▶ Recorded data
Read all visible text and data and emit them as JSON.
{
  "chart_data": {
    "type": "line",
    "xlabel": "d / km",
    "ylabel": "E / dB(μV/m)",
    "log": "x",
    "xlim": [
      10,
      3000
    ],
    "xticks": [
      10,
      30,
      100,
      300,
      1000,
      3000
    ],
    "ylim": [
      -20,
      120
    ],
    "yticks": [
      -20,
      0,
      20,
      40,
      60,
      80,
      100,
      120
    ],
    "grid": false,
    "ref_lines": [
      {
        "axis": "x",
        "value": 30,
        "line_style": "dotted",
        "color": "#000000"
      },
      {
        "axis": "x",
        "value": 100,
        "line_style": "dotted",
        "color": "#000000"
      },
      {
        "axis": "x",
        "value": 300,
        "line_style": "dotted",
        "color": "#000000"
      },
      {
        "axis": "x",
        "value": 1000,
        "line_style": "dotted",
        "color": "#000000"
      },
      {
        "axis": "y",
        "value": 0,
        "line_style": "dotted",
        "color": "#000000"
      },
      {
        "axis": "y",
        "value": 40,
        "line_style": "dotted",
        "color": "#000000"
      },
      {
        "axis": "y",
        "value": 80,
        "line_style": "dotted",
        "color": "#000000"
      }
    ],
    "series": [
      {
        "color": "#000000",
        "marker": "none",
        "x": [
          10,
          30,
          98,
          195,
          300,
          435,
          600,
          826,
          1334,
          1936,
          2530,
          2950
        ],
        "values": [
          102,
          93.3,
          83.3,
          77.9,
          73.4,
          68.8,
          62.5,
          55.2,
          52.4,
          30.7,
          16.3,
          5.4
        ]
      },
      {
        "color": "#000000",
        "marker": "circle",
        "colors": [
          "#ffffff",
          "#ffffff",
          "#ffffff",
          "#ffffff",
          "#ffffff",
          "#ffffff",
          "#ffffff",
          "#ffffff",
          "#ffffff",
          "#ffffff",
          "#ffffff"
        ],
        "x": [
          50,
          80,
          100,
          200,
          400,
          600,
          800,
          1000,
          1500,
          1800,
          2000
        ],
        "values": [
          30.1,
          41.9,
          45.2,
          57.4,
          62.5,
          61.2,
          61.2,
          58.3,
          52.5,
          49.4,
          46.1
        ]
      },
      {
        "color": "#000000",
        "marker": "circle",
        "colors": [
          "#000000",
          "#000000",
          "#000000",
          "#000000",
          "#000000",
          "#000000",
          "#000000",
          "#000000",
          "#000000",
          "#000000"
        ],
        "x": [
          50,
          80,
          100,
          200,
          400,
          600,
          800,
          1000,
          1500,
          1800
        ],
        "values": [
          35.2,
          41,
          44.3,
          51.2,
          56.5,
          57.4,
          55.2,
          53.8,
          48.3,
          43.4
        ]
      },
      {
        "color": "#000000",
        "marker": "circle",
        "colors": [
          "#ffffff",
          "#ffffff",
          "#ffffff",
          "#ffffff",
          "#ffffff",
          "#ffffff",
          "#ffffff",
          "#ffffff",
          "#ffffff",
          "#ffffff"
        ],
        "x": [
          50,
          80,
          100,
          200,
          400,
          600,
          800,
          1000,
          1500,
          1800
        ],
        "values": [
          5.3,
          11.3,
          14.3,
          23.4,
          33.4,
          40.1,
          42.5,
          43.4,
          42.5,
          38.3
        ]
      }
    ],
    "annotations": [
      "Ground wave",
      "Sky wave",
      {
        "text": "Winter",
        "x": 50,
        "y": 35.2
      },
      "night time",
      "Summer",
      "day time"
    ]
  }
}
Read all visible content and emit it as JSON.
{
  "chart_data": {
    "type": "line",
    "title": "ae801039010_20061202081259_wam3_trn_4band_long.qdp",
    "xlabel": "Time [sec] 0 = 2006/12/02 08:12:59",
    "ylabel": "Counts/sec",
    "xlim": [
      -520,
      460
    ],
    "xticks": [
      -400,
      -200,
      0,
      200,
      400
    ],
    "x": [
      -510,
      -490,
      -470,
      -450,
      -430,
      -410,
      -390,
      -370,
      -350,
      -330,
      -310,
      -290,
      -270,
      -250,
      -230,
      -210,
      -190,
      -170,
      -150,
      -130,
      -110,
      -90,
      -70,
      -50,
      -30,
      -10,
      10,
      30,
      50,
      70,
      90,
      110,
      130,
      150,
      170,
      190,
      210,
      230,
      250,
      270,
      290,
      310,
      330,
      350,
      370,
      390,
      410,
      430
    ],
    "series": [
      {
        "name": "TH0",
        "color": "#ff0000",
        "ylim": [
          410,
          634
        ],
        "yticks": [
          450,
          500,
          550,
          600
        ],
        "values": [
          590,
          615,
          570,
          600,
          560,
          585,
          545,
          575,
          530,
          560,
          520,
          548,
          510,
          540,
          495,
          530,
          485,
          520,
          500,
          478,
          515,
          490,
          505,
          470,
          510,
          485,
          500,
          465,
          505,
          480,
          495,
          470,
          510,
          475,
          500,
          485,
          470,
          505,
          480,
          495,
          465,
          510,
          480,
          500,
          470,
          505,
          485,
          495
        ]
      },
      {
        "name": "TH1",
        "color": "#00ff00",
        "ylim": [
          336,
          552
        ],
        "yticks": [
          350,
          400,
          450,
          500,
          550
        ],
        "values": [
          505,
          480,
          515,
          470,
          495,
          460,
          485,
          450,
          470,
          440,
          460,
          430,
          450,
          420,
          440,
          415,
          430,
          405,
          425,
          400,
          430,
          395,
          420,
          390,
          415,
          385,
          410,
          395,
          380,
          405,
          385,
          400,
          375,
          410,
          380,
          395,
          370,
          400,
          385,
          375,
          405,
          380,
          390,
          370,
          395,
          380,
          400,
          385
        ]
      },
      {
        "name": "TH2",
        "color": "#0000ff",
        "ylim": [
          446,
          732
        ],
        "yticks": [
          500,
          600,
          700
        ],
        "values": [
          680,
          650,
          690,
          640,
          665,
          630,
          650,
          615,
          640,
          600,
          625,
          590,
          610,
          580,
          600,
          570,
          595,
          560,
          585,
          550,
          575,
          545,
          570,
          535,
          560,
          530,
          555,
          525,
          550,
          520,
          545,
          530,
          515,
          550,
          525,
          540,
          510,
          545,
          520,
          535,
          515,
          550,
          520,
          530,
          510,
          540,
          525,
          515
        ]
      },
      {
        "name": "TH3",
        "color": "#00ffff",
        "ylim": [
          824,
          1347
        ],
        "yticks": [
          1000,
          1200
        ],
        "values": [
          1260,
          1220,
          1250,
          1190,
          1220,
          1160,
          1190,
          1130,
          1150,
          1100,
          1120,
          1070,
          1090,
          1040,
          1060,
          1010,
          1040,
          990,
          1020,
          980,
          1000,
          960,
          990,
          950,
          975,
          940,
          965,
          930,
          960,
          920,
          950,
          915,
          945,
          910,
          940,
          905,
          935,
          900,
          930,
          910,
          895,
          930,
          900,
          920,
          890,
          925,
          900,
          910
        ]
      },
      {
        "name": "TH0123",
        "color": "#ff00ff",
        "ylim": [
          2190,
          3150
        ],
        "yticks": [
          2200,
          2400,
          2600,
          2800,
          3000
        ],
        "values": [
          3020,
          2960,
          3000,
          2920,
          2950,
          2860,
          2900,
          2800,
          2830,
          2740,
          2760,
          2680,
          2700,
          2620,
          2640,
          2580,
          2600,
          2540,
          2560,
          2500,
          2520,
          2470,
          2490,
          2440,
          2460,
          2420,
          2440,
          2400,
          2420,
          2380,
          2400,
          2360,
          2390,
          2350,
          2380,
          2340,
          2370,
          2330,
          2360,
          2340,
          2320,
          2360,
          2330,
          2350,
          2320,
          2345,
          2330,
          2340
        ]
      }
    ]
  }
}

▶ What the task asks
Reproduce the entries above in full by retyping them exactly.

▶ Reply to the task
Read all visible text and data and emit them as JSON.
{
  "chart_data": {
    "type": "line",
    "xlabel": "d / km",
    "ylabel": "E / dB(μV/m)",
    "log": "x",
    "xlim": [
      10,
      3000
    ],
    "xticks": [
      10,
      30,
      100,
      300,
      1000,
      3000
    ],
    "ylim": [
      -20,
      120
    ],
    "yticks": [
      -20,
      0,
      20,
      40,
      60,
      80,
      100,
      120
    ],
    "grid": false,
    "ref_lines": [
      {
        "axis": "x",
        "value": 30,
        "line_style": "dotted",
        "color": "#000000"
      },
      {
        "axis": "x",
        "value": 100,
        "line_style": "dotted",
        "color": "#000000"
      },
      {
        "axis": "x",
        "value": 300,
        "line_style": "dotted",
        "color": "#000000"
      },
      {
        "axis": "x",
        "value": 1000,
        "line_style": "dotted",
        "color": "#000000"
      },
      {
        "axis": "y",
        "value": 0,
        "line_style": "dotted",
        "color": "#000000"
      },
      {
        "axis": "y",
        "value": 40,
        "line_style": "dotted",
        "color": "#000000"
      },
      {
        "axis": "y",
        "value": 80,
        "line_style": "dotted",
        "color": "#000000"
      }
    ],
    "series": [
      {
        "color": "#000000",
        "marker": "none",
        "x": [
          10,
          30,
          98,
          195,
          300,
          435,
          600,
          826,
          1334,
          1936,
          2530,
          2950
        ],
        "values": [
          102,
          93.3,
          83.3,
          77.9,
          73.4,
          68.8,
          62.5,
          55.2,
          52.4,
          30.7,
          16.3,
          5.4
        ]
      },
      {
        "color": "#000000",
        "marker": "circle",
        "colors": [
          "#ffffff",
          "#ffffff",
          "#ffffff",
          "#ffffff",
          "#ffffff",
          "#ffffff",
          "#ffffff",
          "#ffffff",
          "#ffffff",
          "#ffffff",
          "#ffffff"
        ],
        "x": [
          50,
          80,
          100,
          200,
          400,
          600,
          800,
          1000,
          1500,
          1800,
          2000
        ],
        "values": [
          30.1,
          41.9,
          45.2,
          57.4,
          62.5,
          61.2,
          61.2,
          58.3,
          52.5,
          49.4,
          46.1
        ]
      },
      {
        "color": "#000000",
        "marker": "circle",
        "colors": [
          "#000000",
          "#000000",
          "#000000",
          "#000000",
          "#000000",
          "#000000",
          "#000000",
          "#000000",
          "#000000",
          "#000000"
        ],
        "x": [
          50,
          80,
          100,
          200,
          400,
          600,
          800,
          1000,
          1500,
          1800
        ],
        "values": [
          35.2,
          41,
          44.3,
          51.2,
          56.5,
          57.4,
          55.2,
          53.8,
          48.3,
          43.4
        ]
      },
      {
        "color": "#000000",
        "marker": "circle",
        "colors": [
          "#ffffff",
          "#ffffff",
          "#ffffff",
          "#ffffff",
          "#ffffff",
          "#ffffff",
          "#ffffff",
          "#ffffff",
          "#ffffff",
          "#ffffff"
        ],
        "x": [
          50,
          80,
          100,
          200,
          400,
          600,
          800,
          1000,
          1500,
          1800
        ],
        "values": [
          5.3,
          11.3,
          14.3,
          23.4,
          33.4,
          40.1,
          42.5,
          43.4,
          42.5,
          38.3
        ]
      }
    ],
    "annotations": [
      "Ground wave",
      "Sky wave",
      {
        "text": "Winter",
        "x": 50,
        "y": 35.2
      },
      "night time",
      "Summer",
      "day time"
    ]
  }
}
Read all visible content and emit it as JSON.
{
  "chart_data": {
    "type": "line",
    "title": "ae801039010_20061202081259_wam3_trn_4band_long.qdp",
    "xlabel": "Time [sec] 0 = 2006/12/02 08:12:59",
    "ylabel": "Counts/sec",
    "xlim": [
      -520,
      460
    ],
    "xticks": [
      -400,
      -200,
      0,
      200,
      400
    ],
    "x": [
      -510,
      -490,
      -470,
      -450,
      -430,
      -410,
      -390,
      -370,
      -350,
      -330,
      -310,
      -290,
      -270,
      -250,
      -230,
      -210,
      -190,
      -170,
      -150,
      -130,
      -110,
      -90,
      -70,
      -50,
      -30,
      -10,
      10,
      30,
      50,
      70,
      90,
      110,
      130,
      150,
      170,
      190,
      210,
      230,
      250,
      270,
      290,
      310,
      330,
      350,
      370,
      390,
      410,
      430
    ],
    "series": [
      {
        "name": "TH0",
        "color": "#ff0000",
        "ylim": [
          410,
          634
        ],
        "yticks": [
          450,
          500,
          550,
          600
        ],
        "values": [
          590,
          615,
          570,
          600,
          560,
          585,
          545,
          575,
          530,
          560,
          520,
          548,
          510,
          540,
          495,
          530,
          485,
          520,
          500,
          478,
          515,
          490,
          505,
          470,
          510,
          485,
          500,
          465,
          505,
          480,
          495,
          470,
          510,
          475,
          500,
          485,
          470,
          505,
          480,
          495,
          465,
          510,
          480,
          500,
          470,
          505,
          485,
          495
        ]
      },
      {
        "name": "TH1",
        "color": "#00ff00",
        "ylim": [
          336,
          552
        ],
        "yticks": [
          350,
          400,
          450,
          500,
          550
        ],
        "values": [
          505,
          480,
          515,
          470,
          495,
          460,
          485,
          450,
          470,
          440,
          460,
          430,
          450,
          420,
          440,
          415,
          430,
          405,
          425,
          400,
          430,
          395,
          420,
          390,
          415,
          385,
          410,
          395,
          380,
          405,
          385,
          400,
          375,
          410,
          380,
          395,
          370,
          400,
          385,
          375,
          405,
          380,
          390,
          370,
          395,
          380,
          400,
          385
        ]
      },
      {
        "name": "TH2",
        "color": "#0000ff",
        "ylim": [
          446,
          732
        ],
        "yticks": [
          500,
          600,
          700
        ],
        "values": [
          680,
          650,
          690,
          640,
          665,
          630,
          650,
          615,
          640,
          600,
          625,
          590,
          610,
          580,
          600,
          570,
          595,
          560,
          585,
          550,
          575,
          545,
          570,
          535,
          560,
          530,
          555,
          525,
          550,
          520,
          545,
          530,
          515,
          550,
          525,
          540,
          510,
          545,
          520,
          535,
          515,
          550,
          520,
          530,
          510,
          540,
          525,
          515
        ]
      },
      {
        "name": "TH3",
        "color": "#00ffff",
        "ylim": [
          824,
          1347
        ],
        "yticks": [
          1000,
          1200
        ],
        "values": [
          1260,
          1220,
          1250,
          1190,
          1220,
          1160,
          1190,
          1130,
          1150,
          1100,
          1120,
          1070,
          1090,
          1040,
          1060,
          1010,
          1040,
          990,
          1020,
          980,
          1000,
          960,
          990,
          950,
          975,
          940,
          965,
          930,
          960,
          920,
          950,
          915,
          945,
          910,
          940,
          905,
          935,
          900,
          930,
          910,
          895,
          930,
          900,
          920,
          890,
          925,
          900,
          910
        ]
      },
      {
        "name": "TH0123",
        "color": "#ff00ff",
        "ylim": [
          2190,
          3150
        ],
        "yticks": [
          2200,
          2400,
          2600,
          2800,
          3000
        ],
        "values": [
          3020,
          2960,
          3000,
          2920,
          2950,
          2860,
          2900,
          2800,
          2830,
          2740,
          2760,
          2680,
          2700,
          2620,
          2640,
          2580,
          2600,
          2540,
          2560,
          2500,
          2520,
          2470,
          2490,
          2440,
          2460,
          2420,
          2440,
          2400,
          2420,
          2380,
          2400,
          2360,
          2390,
          2350,
          2380,
          2340,
          2370,
          2330,
          2360,
          2340,
          2320,
          2360,
          2330,
          2350,
          2320,
          2345,
          2330,
          2340
        ]
      }
    ]
  }
}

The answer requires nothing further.